══ DATA SECTION ══

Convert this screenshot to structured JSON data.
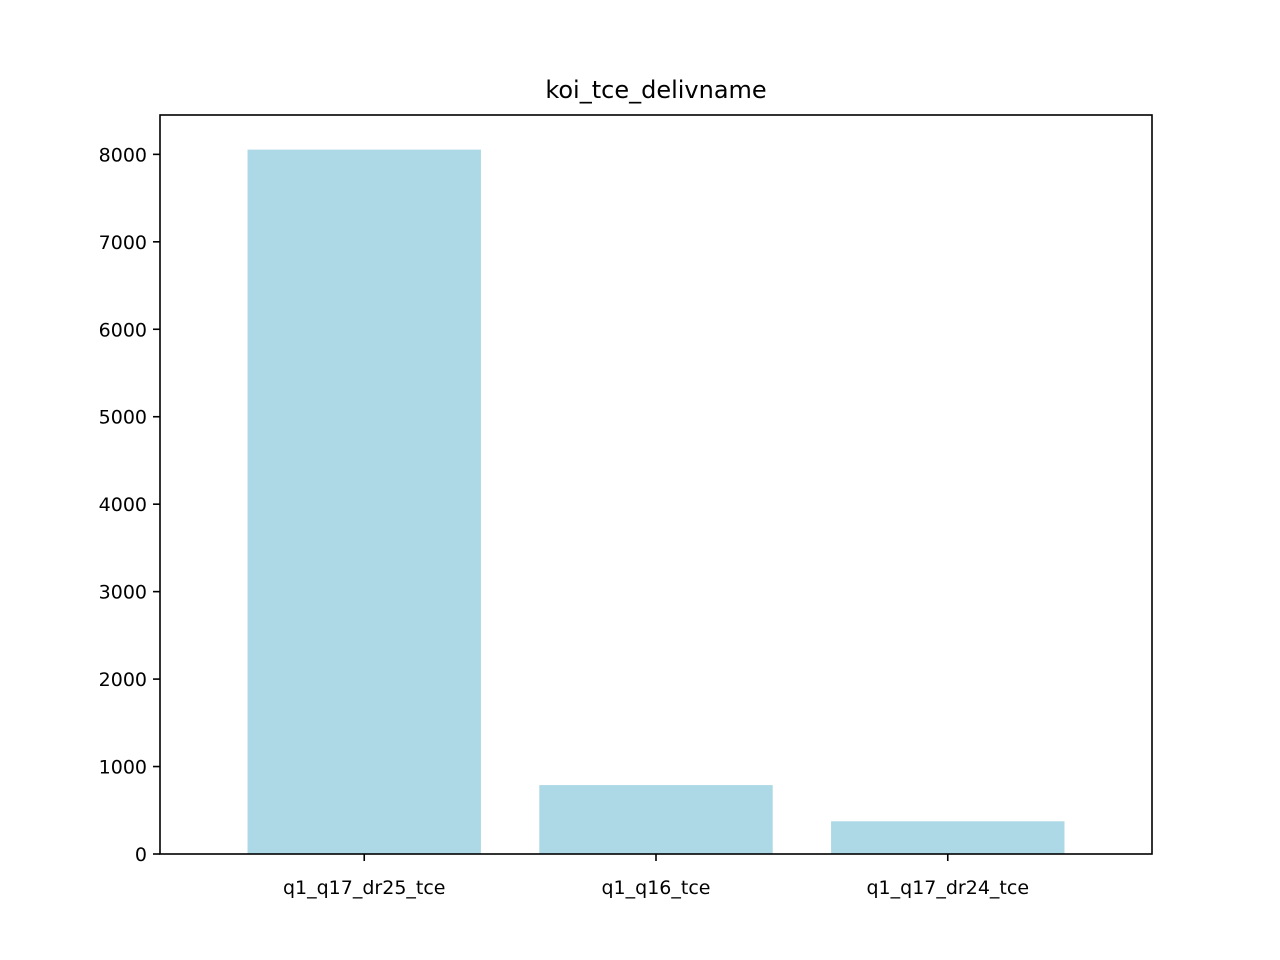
{
  "chart_data": {
    "type": "bar",
    "title": "koi_tce_delivname",
    "xlabel": "",
    "ylabel": "",
    "categories": [
      "q1_q17_dr25_tce",
      "q1_q16_tce",
      "q1_q17_dr24_tce"
    ],
    "values": [
      8054,
      788,
      374
    ],
    "ylim": [
      0,
      8450
    ],
    "yticks": [
      0,
      1000,
      2000,
      3000,
      4000,
      5000,
      6000,
      7000,
      8000
    ],
    "grid": false,
    "legend": "none",
    "bar_color": "#add8e6"
  }
}
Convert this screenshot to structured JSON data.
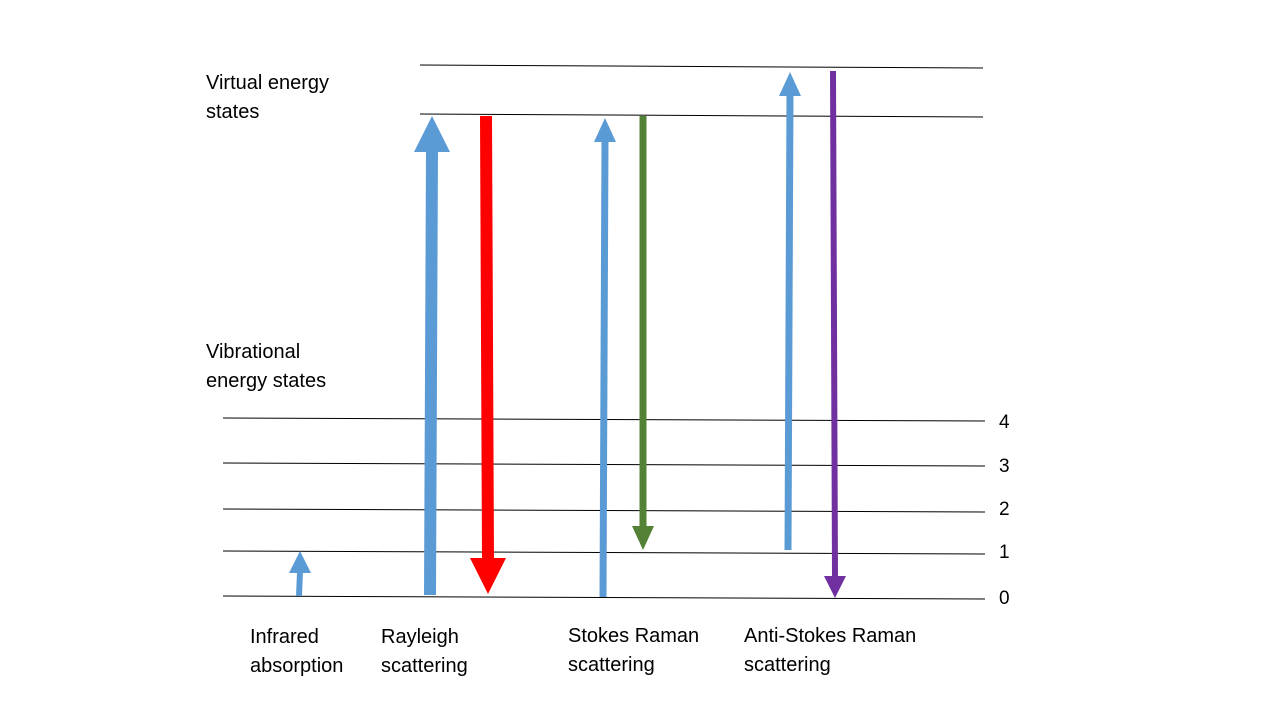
{
  "labels": {
    "virtual": [
      "Virtual energy",
      "states"
    ],
    "vibrational": [
      "Vibrational",
      "energy states"
    ],
    "levels": [
      "0",
      "1",
      "2",
      "3",
      "4"
    ],
    "processes": {
      "infrared": [
        "Infrared",
        "absorption"
      ],
      "rayleigh": [
        "Rayleigh",
        "scattering"
      ],
      "stokes": [
        "Stokes Raman",
        "scattering"
      ],
      "anti_stokes": [
        "Anti-Stokes Raman",
        "scattering"
      ]
    }
  },
  "colors": {
    "excitation": "#5b9bd5",
    "rayleigh": "#ff0000",
    "stokes": "#538135",
    "anti_stokes": "#7030a0",
    "lines": "#000000"
  },
  "transitions": [
    {
      "name": "infrared-absorption-arrow",
      "from_level": "0",
      "to_level": "1",
      "color_key": "excitation"
    },
    {
      "name": "rayleigh-excitation-arrow",
      "from_level": "0",
      "to_level": "virtual-lower",
      "color_key": "excitation"
    },
    {
      "name": "rayleigh-emission-arrow",
      "from_level": "virtual-lower",
      "to_level": "0",
      "color_key": "rayleigh"
    },
    {
      "name": "stokes-excitation-arrow",
      "from_level": "0",
      "to_level": "virtual-lower",
      "color_key": "excitation"
    },
    {
      "name": "stokes-emission-arrow",
      "from_level": "virtual-lower",
      "to_level": "1",
      "color_key": "stokes"
    },
    {
      "name": "anti-stokes-excitation-arrow",
      "from_level": "1",
      "to_level": "virtual-upper",
      "color_key": "excitation"
    },
    {
      "name": "anti-stokes-emission-arrow",
      "from_level": "virtual-upper",
      "to_level": "0",
      "color_key": "anti_stokes"
    }
  ]
}
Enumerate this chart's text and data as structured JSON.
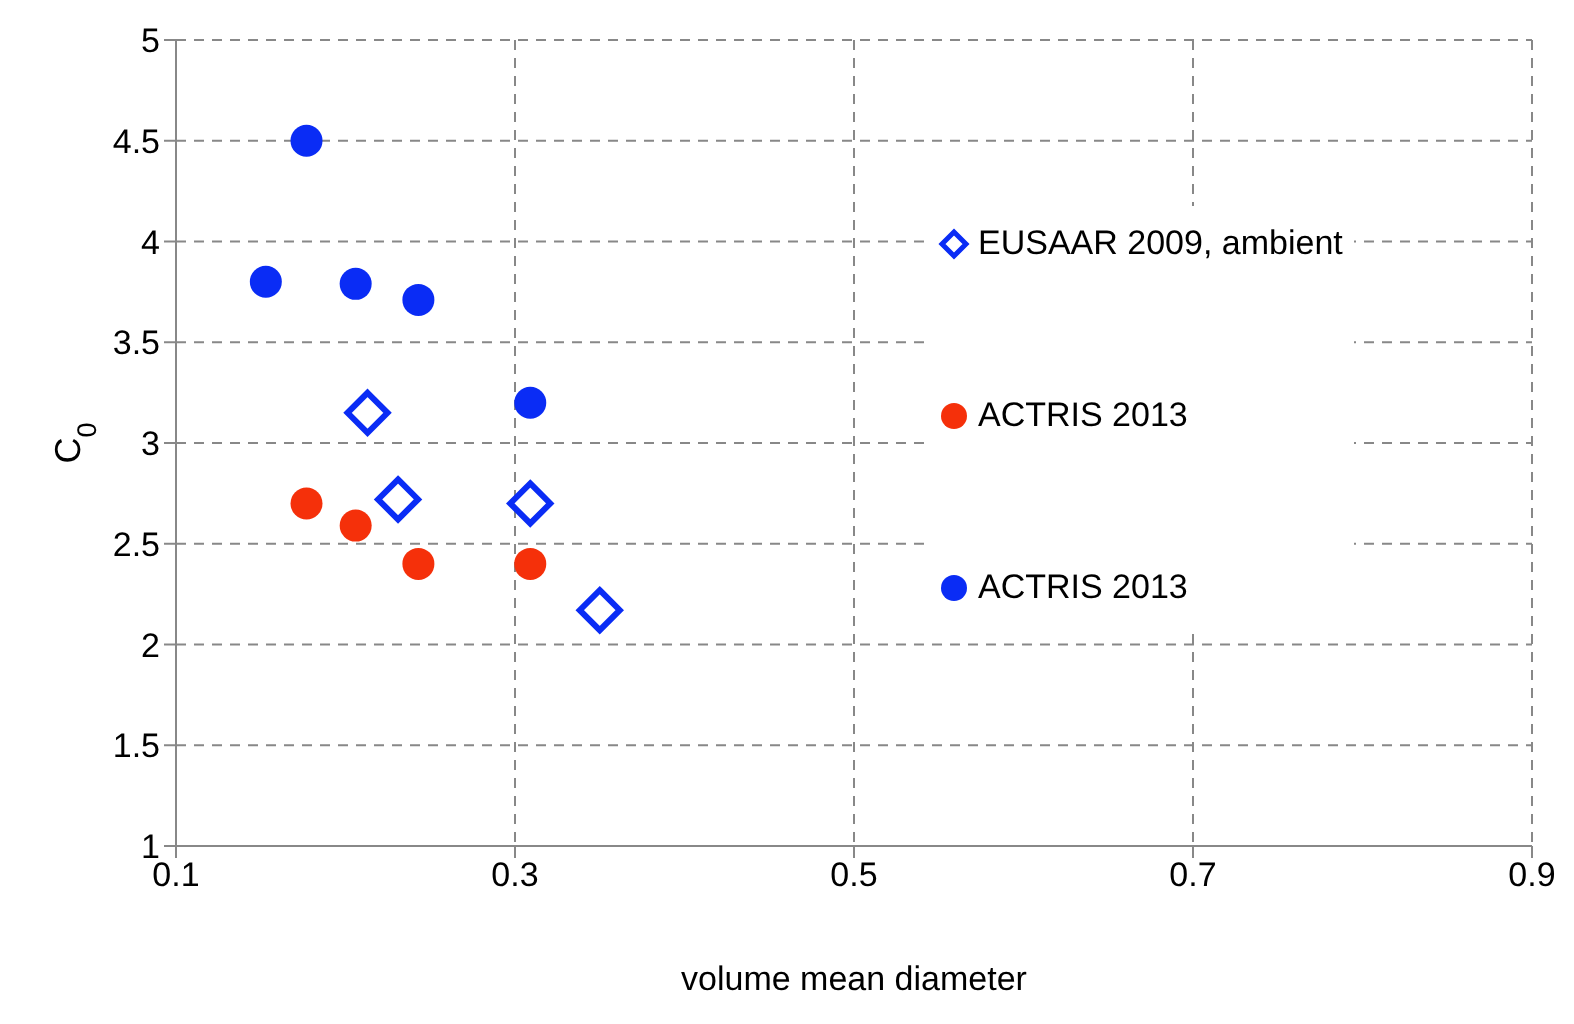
{
  "chart_data": {
    "type": "scatter",
    "xlabel": "volume mean diameter",
    "ylabel": "C$_{0}$",
    "xlim": [
      0.1,
      0.9
    ],
    "xticks": [
      0.1,
      0.3,
      0.5,
      0.7,
      0.9
    ],
    "ylim": [
      1,
      5
    ],
    "yticks": [
      1,
      1.5,
      2,
      2.5,
      3,
      3.5,
      4,
      4.5,
      5
    ],
    "grid": true,
    "legend": "right",
    "series": [
      {
        "name": "EUSAAR 2009, ambient",
        "color": "#0a2cf5",
        "marker": "diamond",
        "x": [
          0.213,
          0.231,
          0.309,
          0.35
        ],
        "values": [
          3.15,
          2.72,
          2.7,
          2.17
        ]
      },
      {
        "name": "ACTRIS 2013",
        "color": "#f5300a",
        "marker": "circle",
        "x": [
          0.177,
          0.206,
          0.243,
          0.309
        ],
        "values": [
          2.7,
          2.59,
          2.4,
          2.4
        ]
      },
      {
        "name": "ACTRIS 2013",
        "color": "#0a2cf5",
        "marker": "circle",
        "x": [
          0.177,
          0.153,
          0.206,
          0.243,
          0.309
        ],
        "values": [
          4.5,
          3.8,
          3.79,
          3.71,
          3.2
        ]
      }
    ]
  }
}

═══

Repeat the material above in full and unchanged, minus its images.

TASK ANSWER
Convert this screenshot to structured JSON data.
{
  "chart_data": {
    "type": "bar",
    "title": "koi_tce_delivname",
    "xlabel": "",
    "ylabel": "",
    "categories": [
      "q1_q17_dr25_tce",
      "q1_q16_tce",
      "q1_q17_dr24_tce"
    ],
    "values": [
      8054,
      788,
      374
    ],
    "ylim": [
      0,
      8450
    ],
    "yticks": [
      0,
      1000,
      2000,
      3000,
      4000,
      5000,
      6000,
      7000,
      8000
    ],
    "grid": false,
    "legend": "none",
    "bar_color": "#add8e6"
  }
}
Convert this screenshot to structured JSON data.
{
  "labels": {
    "virtual": [
      "Virtual energy",
      "states"
    ],
    "vibrational": [
      "Vibrational",
      "energy states"
    ],
    "levels": [
      "0",
      "1",
      "2",
      "3",
      "4"
    ],
    "processes": {
      "infrared": [
        "Infrared",
        "absorption"
      ],
      "rayleigh": [
        "Rayleigh",
        "scattering"
      ],
      "stokes": [
        "Stokes Raman",
        "scattering"
      ],
      "anti_stokes": [
        "Anti-Stokes Raman",
        "scattering"
      ]
    }
  },
  "colors": {
    "excitation": "#5b9bd5",
    "rayleigh": "#ff0000",
    "stokes": "#538135",
    "anti_stokes": "#7030a0",
    "lines": "#000000"
  },
  "transitions": [
    {
      "name": "infrared-absorption-arrow",
      "from_level": "0",
      "to_level": "1",
      "color_key": "excitation"
    },
    {
      "name": "rayleigh-excitation-arrow",
      "from_level": "0",
      "to_level": "virtual-lower",
      "color_key": "excitation"
    },
    {
      "name": "rayleigh-emission-arrow",
      "from_level": "virtual-lower",
      "to_level": "0",
      "color_key": "rayleigh"
    },
    {
      "name": "stokes-excitation-arrow",
      "from_level": "0",
      "to_level": "virtual-lower",
      "color_key": "excitation"
    },
    {
      "name": "stokes-emission-arrow",
      "from_level": "virtual-lower",
      "to_level": "1",
      "color_key": "stokes"
    },
    {
      "name": "anti-stokes-excitation-arrow",
      "from_level": "1",
      "to_level": "virtual-upper",
      "color_key": "excitation"
    },
    {
      "name": "anti-stokes-emission-arrow",
      "from_level": "virtual-upper",
      "to_level": "0",
      "color_key": "anti_stokes"
    }
  ]
}
Enumerate this chart's text and data as structured JSON.
{
  "chart_data": {
    "type": "scatter",
    "xlabel": "volume mean diameter",
    "ylabel": "C$_{0}$",
    "xlim": [
      0.1,
      0.9
    ],
    "xticks": [
      0.1,
      0.3,
      0.5,
      0.7,
      0.9
    ],
    "ylim": [
      1,
      5
    ],
    "yticks": [
      1,
      1.5,
      2,
      2.5,
      3,
      3.5,
      4,
      4.5,
      5
    ],
    "grid": true,
    "legend": "right",
    "series": [
      {
        "name": "EUSAAR 2009, ambient",
        "color": "#0a2cf5",
        "marker": "diamond",
        "x": [
          0.213,
          0.231,
          0.309,
          0.35
        ],
        "values": [
          3.15,
          2.72,
          2.7,
          2.17
        ]
      },
      {
        "name": "ACTRIS 2013",
        "color": "#f5300a",
        "marker": "circle",
        "x": [
          0.177,
          0.206,
          0.243,
          0.309
        ],
        "values": [
          2.7,
          2.59,
          2.4,
          2.4
        ]
      },
      {
        "name": "ACTRIS 2013",
        "color": "#0a2cf5",
        "marker": "circle",
        "x": [
          0.177,
          0.153,
          0.206,
          0.243,
          0.309
        ],
        "values": [
          4.5,
          3.8,
          3.79,
          3.71,
          3.2
        ]
      }
    ]
  }
}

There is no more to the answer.